# Problem to work on
Print every line of the listing below word for word, changing nothing.

# Excerpted data

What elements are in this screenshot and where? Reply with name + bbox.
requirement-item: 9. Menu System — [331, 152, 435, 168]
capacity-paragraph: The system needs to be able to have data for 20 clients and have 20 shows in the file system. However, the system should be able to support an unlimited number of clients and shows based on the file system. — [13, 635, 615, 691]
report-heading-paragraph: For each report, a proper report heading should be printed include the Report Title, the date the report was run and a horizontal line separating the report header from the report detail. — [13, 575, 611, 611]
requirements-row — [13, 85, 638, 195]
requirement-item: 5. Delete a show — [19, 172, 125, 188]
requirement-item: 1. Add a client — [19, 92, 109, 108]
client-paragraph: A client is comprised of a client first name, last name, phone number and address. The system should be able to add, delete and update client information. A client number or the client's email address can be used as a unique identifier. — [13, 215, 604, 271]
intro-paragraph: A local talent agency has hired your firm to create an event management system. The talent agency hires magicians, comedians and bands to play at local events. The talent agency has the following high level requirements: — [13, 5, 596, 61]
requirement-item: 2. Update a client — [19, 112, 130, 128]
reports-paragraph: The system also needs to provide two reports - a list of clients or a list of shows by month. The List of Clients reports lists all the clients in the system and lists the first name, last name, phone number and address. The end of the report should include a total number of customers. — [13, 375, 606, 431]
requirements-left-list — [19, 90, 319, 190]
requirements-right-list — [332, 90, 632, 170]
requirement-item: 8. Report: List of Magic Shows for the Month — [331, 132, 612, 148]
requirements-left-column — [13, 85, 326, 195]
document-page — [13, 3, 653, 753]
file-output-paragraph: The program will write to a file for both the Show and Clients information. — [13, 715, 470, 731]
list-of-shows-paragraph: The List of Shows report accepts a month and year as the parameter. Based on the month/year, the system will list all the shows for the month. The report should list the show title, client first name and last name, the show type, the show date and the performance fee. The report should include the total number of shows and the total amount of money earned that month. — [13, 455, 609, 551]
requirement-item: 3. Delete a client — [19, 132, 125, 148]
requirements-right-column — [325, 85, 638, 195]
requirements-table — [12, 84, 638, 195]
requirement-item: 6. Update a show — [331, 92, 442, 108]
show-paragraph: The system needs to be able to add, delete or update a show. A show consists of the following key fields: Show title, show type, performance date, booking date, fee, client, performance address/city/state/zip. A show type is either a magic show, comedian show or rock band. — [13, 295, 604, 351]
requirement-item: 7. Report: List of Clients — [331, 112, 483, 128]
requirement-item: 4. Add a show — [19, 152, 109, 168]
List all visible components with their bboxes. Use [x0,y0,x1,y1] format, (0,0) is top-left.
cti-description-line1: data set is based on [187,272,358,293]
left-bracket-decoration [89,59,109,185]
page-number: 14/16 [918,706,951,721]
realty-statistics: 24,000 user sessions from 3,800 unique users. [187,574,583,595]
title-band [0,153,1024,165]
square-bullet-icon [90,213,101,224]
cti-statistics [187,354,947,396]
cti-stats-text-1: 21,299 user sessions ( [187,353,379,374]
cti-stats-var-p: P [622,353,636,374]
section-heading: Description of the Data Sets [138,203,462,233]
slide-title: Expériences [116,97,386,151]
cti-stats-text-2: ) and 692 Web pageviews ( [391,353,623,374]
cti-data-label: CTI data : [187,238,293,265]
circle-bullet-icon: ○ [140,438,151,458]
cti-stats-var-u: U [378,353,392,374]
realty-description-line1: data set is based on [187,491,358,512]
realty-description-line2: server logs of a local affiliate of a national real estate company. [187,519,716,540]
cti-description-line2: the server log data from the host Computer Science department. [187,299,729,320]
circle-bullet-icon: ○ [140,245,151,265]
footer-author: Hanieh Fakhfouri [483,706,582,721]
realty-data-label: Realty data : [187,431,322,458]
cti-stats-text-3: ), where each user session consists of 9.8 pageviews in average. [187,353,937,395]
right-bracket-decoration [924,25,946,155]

# The result
What elements are in this screenshot and where? Reply with name + bbox.
requirement-item: 9. Menu System — [331, 152, 435, 168]
capacity-paragraph: The system needs to be able to have data for 20 clients and have 20 shows in the file system. However, the system should be able to support an unlimited number of clients and shows based on the file system. — [13, 635, 615, 691]
report-heading-paragraph: For each report, a proper report heading should be printed include the Report Title, the date the report was run and a horizontal line separating the report header from the report detail. — [13, 575, 611, 611]
requirements-row — [13, 85, 638, 195]
requirement-item: 5. Delete a show — [19, 172, 125, 188]
requirement-item: 1. Add a client — [19, 92, 109, 108]
client-paragraph: A client is comprised of a client first name, last name, phone number and address. The system should be able to add, delete and update client information. A client number or the client's email address can be used as a unique identifier. — [13, 215, 604, 271]
intro-paragraph: A local talent agency has hired your firm to create an event management system. The talent agency hires magicians, comedians and bands to play at local events. The talent agency has the following high level requirements: — [13, 5, 596, 61]
requirement-item: 2. Update a client — [19, 112, 130, 128]
reports-paragraph: The system also needs to provide two reports - a list of clients or a list of shows by month. The List of Clients reports lists all the clients in the system and lists the first name, last name, phone number and address. The end of the report should include a total number of customers. — [13, 375, 606, 431]
requirements-left-list — [19, 90, 319, 190]
requirements-right-list — [332, 90, 632, 170]
requirement-item: 8. Report: List of Magic Shows for the Month — [331, 132, 612, 148]
requirements-left-column — [13, 85, 326, 195]
document-page — [13, 3, 653, 753]
file-output-paragraph: The program will write to a file for both the Show and Clients information. — [13, 715, 470, 731]
list-of-shows-paragraph: The List of Shows report accepts a month and year as the parameter. Based on the month/year, the system will list all the shows for the month. The report should list the show title, client first name and last name, the show type, the show date and the performance fee. The report should include the total number of shows and the total amount of money earned that month. — [13, 455, 609, 551]
requirement-item: 3. Delete a client — [19, 132, 125, 148]
requirements-right-column — [325, 85, 638, 195]
requirements-table — [12, 84, 638, 195]
requirement-item: 6. Update a show — [331, 92, 442, 108]
show-paragraph: The system needs to be able to add, delete or update a show. A show consists of the following key fields: Show title, show type, performance date, booking date, fee, client, performance address/city/state/zip. A show type is either a magic show, comedian show or rock band. — [13, 295, 604, 351]
requirement-item: 7. Report: List of Clients — [331, 112, 483, 128]
requirement-item: 4. Add a show — [19, 152, 109, 168]
List all visible components with their bboxes. Use [x0,y0,x1,y1] format, (0,0) is top-left.
cti-description-line1: data set is based on [187,272,358,293]
left-bracket-decoration [89,59,109,185]
page-number: 14/16 [918,706,951,721]
realty-statistics: 24,000 user sessions from 3,800 unique users. [187,574,583,595]
title-band [0,153,1024,165]
square-bullet-icon [90,213,101,224]
cti-statistics [187,354,947,396]
cti-stats-text-1: 21,299 user sessions ( [187,353,379,374]
cti-stats-var-p: P [622,353,636,374]
section-heading: Description of the Data Sets [138,203,462,233]
slide-title: Expériences [116,97,386,151]
cti-stats-text-2: ) and 692 Web pageviews ( [391,353,623,374]
cti-data-label: CTI data : [187,238,293,265]
circle-bullet-icon: ○ [140,438,151,458]
cti-stats-var-u: U [378,353,392,374]
realty-description-line1: data set is based on [187,491,358,512]
realty-description-line2: server logs of a local affiliate of a national real estate company. [187,519,716,540]
cti-description-line2: the server log data from the host Computer Science department. [187,299,729,320]
circle-bullet-icon: ○ [140,245,151,265]
footer-author: Hanieh Fakhfouri [483,706,582,721]
realty-data-label: Realty data : [187,431,322,458]
cti-stats-text-3: ), where each user session consists of 9.8 pageviews in average. [187,353,937,395]
right-bracket-decoration [924,25,946,155]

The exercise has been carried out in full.